[Element-and-box listings]
::::::
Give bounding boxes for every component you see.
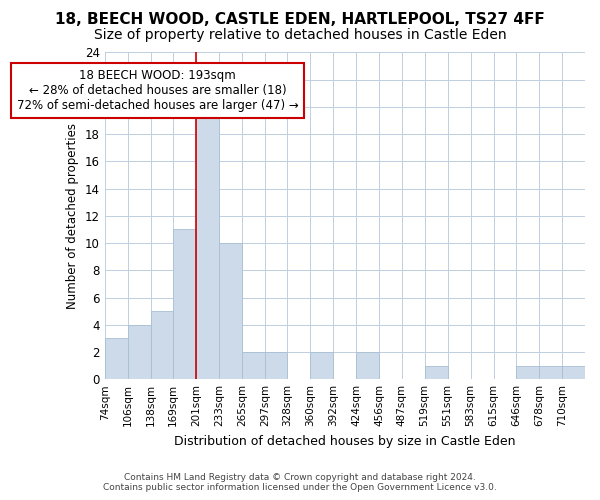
Bar [128, 324, 151, 379]
Y-axis label: Number of detached properties: Number of detached properties [66, 123, 79, 309]
Bar [105, 338, 128, 379]
Bar [242, 352, 265, 379]
Text: Contains HM Land Registry data © Crown copyright and database right 2024.
Contai: Contains HM Land Registry data © Crown c… [103, 473, 497, 492]
Bar [151, 311, 173, 379]
Bar [265, 352, 287, 379]
Bar [356, 352, 379, 379]
X-axis label: Distribution of detached houses by size in Castle Eden: Distribution of detached houses by size … [174, 434, 515, 448]
Bar [219, 243, 242, 379]
Text: 18 BEECH WOOD: 193sqm
← 28% of detached houses are smaller (18)
72% of semi-deta: 18 BEECH WOOD: 193sqm ← 28% of detached … [17, 69, 298, 112]
Bar [173, 230, 196, 379]
Bar [425, 366, 448, 379]
Text: Size of property relative to detached houses in Castle Eden: Size of property relative to detached ho… [94, 28, 506, 42]
Text: 18, BEECH WOOD, CASTLE EDEN, HARTLEPOOL, TS27 4FF: 18, BEECH WOOD, CASTLE EDEN, HARTLEPOOL,… [55, 12, 545, 28]
Bar [562, 366, 585, 379]
Bar [310, 352, 334, 379]
Bar [516, 366, 539, 379]
Bar [196, 107, 219, 379]
Bar [539, 366, 562, 379]
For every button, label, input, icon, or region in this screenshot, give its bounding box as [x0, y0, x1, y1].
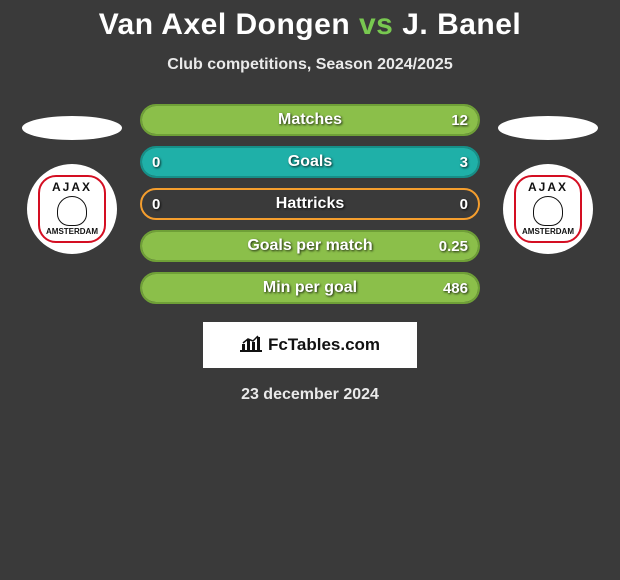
- page-title: Van Axel Dongen vs J. Banel: [0, 8, 620, 42]
- player2-club-badge: AJAX AMSTERDAM: [503, 164, 593, 254]
- club-name-top: AJAX: [528, 181, 568, 194]
- ajax-head-icon: [57, 196, 87, 226]
- left-side: AJAX AMSTERDAM: [22, 104, 122, 254]
- stat-bar: 0 Goals 3: [140, 146, 480, 178]
- stat-value-right: 3: [460, 154, 468, 171]
- stat-label: Min per goal: [263, 279, 357, 297]
- stats-column: Matches 12 0 Goals 3 0 Hattricks 0 Goals per mat…: [140, 104, 480, 304]
- player2-name: J. Banel: [402, 8, 521, 41]
- club-name-bottom: AMSTERDAM: [46, 228, 98, 237]
- subtitle: Club competitions, Season 2024/2025: [0, 56, 620, 74]
- right-side: AJAX AMSTERDAM: [498, 104, 598, 254]
- stat-bar: Min per goal 486: [140, 272, 480, 304]
- stat-label: Hattricks: [276, 195, 344, 213]
- club-name-top: AJAX: [52, 181, 92, 194]
- stat-label: Goals: [288, 153, 332, 171]
- stat-bar: 0 Hattricks 0: [140, 188, 480, 220]
- player1-avatar-placeholder: [22, 116, 122, 140]
- footer-logo[interactable]: FcTables.com: [203, 322, 417, 368]
- footer-brand: FcTables.com: [268, 335, 380, 355]
- date-label: 23 december 2024: [0, 386, 620, 404]
- ajax-badge-icon: AJAX AMSTERDAM: [514, 175, 582, 243]
- club-name-bottom: AMSTERDAM: [522, 228, 574, 237]
- stat-value-right: 0: [460, 196, 468, 213]
- chart-icon: [240, 334, 262, 357]
- comparison-card: Van Axel Dongen vs J. Banel Club competi…: [0, 0, 620, 404]
- stat-bar: Matches 12: [140, 104, 480, 136]
- ajax-head-icon: [533, 196, 563, 226]
- stat-bar: Goals per match 0.25: [140, 230, 480, 262]
- stat-label: Matches: [278, 111, 342, 129]
- stat-label: Goals per match: [247, 237, 372, 255]
- vs-label: vs: [359, 8, 393, 41]
- player2-avatar-placeholder: [498, 116, 598, 140]
- player1-name: Van Axel Dongen: [99, 8, 350, 41]
- stat-value-right: 486: [443, 280, 468, 297]
- ajax-badge-icon: AJAX AMSTERDAM: [38, 175, 106, 243]
- player1-club-badge: AJAX AMSTERDAM: [27, 164, 117, 254]
- stat-value-left: 0: [152, 154, 160, 171]
- stat-value-right: 12: [451, 112, 468, 129]
- main-row: AJAX AMSTERDAM Matches 12 0 Goals 3 0 Hattrick…: [0, 104, 620, 304]
- stat-value-right: 0.25: [439, 238, 468, 255]
- stat-value-left: 0: [152, 196, 160, 213]
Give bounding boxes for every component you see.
::::::
DIRECTIONS: Copy every one of the lines above word for word, but leave the pictures out.

REPLY:
Give bounding boxes for every component you see.
Bar [128, 324, 151, 379]
Y-axis label: Number of detached properties: Number of detached properties [66, 123, 79, 309]
Bar [105, 338, 128, 379]
Bar [242, 352, 265, 379]
Text: Contains HM Land Registry data © Crown copyright and database right 2024.
Contai: Contains HM Land Registry data © Crown c… [103, 473, 497, 492]
Bar [151, 311, 173, 379]
Bar [265, 352, 287, 379]
Bar [356, 352, 379, 379]
X-axis label: Distribution of detached houses by size in Castle Eden: Distribution of detached houses by size … [174, 434, 515, 448]
Bar [219, 243, 242, 379]
Text: 18 BEECH WOOD: 193sqm
← 28% of detached houses are smaller (18)
72% of semi-deta: 18 BEECH WOOD: 193sqm ← 28% of detached … [17, 69, 298, 112]
Bar [173, 230, 196, 379]
Bar [425, 366, 448, 379]
Text: Size of property relative to detached houses in Castle Eden: Size of property relative to detached ho… [94, 28, 506, 42]
Text: 18, BEECH WOOD, CASTLE EDEN, HARTLEPOOL, TS27 4FF: 18, BEECH WOOD, CASTLE EDEN, HARTLEPOOL,… [55, 12, 545, 28]
Bar [562, 366, 585, 379]
Bar [310, 352, 334, 379]
Bar [516, 366, 539, 379]
Bar [196, 107, 219, 379]
Bar [539, 366, 562, 379]
For every button, label, input, icon, or region in this screenshot, give its bounding box as [x0, y0, x1, y1].
- page-title: Van Axel Dongen vs J. Banel: [0, 8, 620, 42]
- player2-club-badge: AJAX AMSTERDAM: [503, 164, 593, 254]
- club-name-top: AJAX: [528, 181, 568, 194]
- ajax-head-icon: [57, 196, 87, 226]
- left-side: AJAX AMSTERDAM: [22, 104, 122, 254]
- stat-bar: 0 Goals 3: [140, 146, 480, 178]
- stat-value-right: 3: [460, 154, 468, 171]
- stat-label: Min per goal: [263, 279, 357, 297]
- stats-column: Matches 12 0 Goals 3 0 Hattricks 0 Goals per mat…: [140, 104, 480, 304]
- player2-name: J. Banel: [402, 8, 521, 41]
- club-name-bottom: AMSTERDAM: [46, 228, 98, 237]
- subtitle: Club competitions, Season 2024/2025: [0, 56, 620, 74]
- right-side: AJAX AMSTERDAM: [498, 104, 598, 254]
- stat-bar: Min per goal 486: [140, 272, 480, 304]
- stat-label: Hattricks: [276, 195, 344, 213]
- club-name-top: AJAX: [52, 181, 92, 194]
- stat-label: Goals: [288, 153, 332, 171]
- stat-bar: 0 Hattricks 0: [140, 188, 480, 220]
- player1-avatar-placeholder: [22, 116, 122, 140]
- footer-logo[interactable]: FcTables.com: [203, 322, 417, 368]
- footer-brand: FcTables.com: [268, 335, 380, 355]
- date-label: 23 december 2024: [0, 386, 620, 404]
- ajax-badge-icon: AJAX AMSTERDAM: [514, 175, 582, 243]
- club-name-bottom: AMSTERDAM: [522, 228, 574, 237]
- stat-value-right: 0: [460, 196, 468, 213]
- chart-icon: [240, 334, 262, 357]
- comparison-card: Van Axel Dongen vs J. Banel Club competi…: [0, 0, 620, 404]
- stat-bar: Matches 12: [140, 104, 480, 136]
- ajax-head-icon: [533, 196, 563, 226]
- stat-bar: Goals per match 0.25: [140, 230, 480, 262]
- stat-label: Matches: [278, 111, 342, 129]
- stat-label: Goals per match: [247, 237, 372, 255]
- vs-label: vs: [359, 8, 393, 41]
- player2-avatar-placeholder: [498, 116, 598, 140]
- player1-name: Van Axel Dongen: [99, 8, 350, 41]
- stat-value-right: 486: [443, 280, 468, 297]
- ajax-badge-icon: AJAX AMSTERDAM: [38, 175, 106, 243]
- player1-club-badge: AJAX AMSTERDAM: [27, 164, 117, 254]
- stat-value-left: 0: [152, 154, 160, 171]
- stat-value-right: 12: [451, 112, 468, 129]
- main-row: AJAX AMSTERDAM Matches 12 0 Goals 3 0 Hattrick…: [0, 104, 620, 304]
- stat-value-right: 0.25: [439, 238, 468, 255]
- stat-value-left: 0: [152, 196, 160, 213]
Give bounding boxes for every component you see.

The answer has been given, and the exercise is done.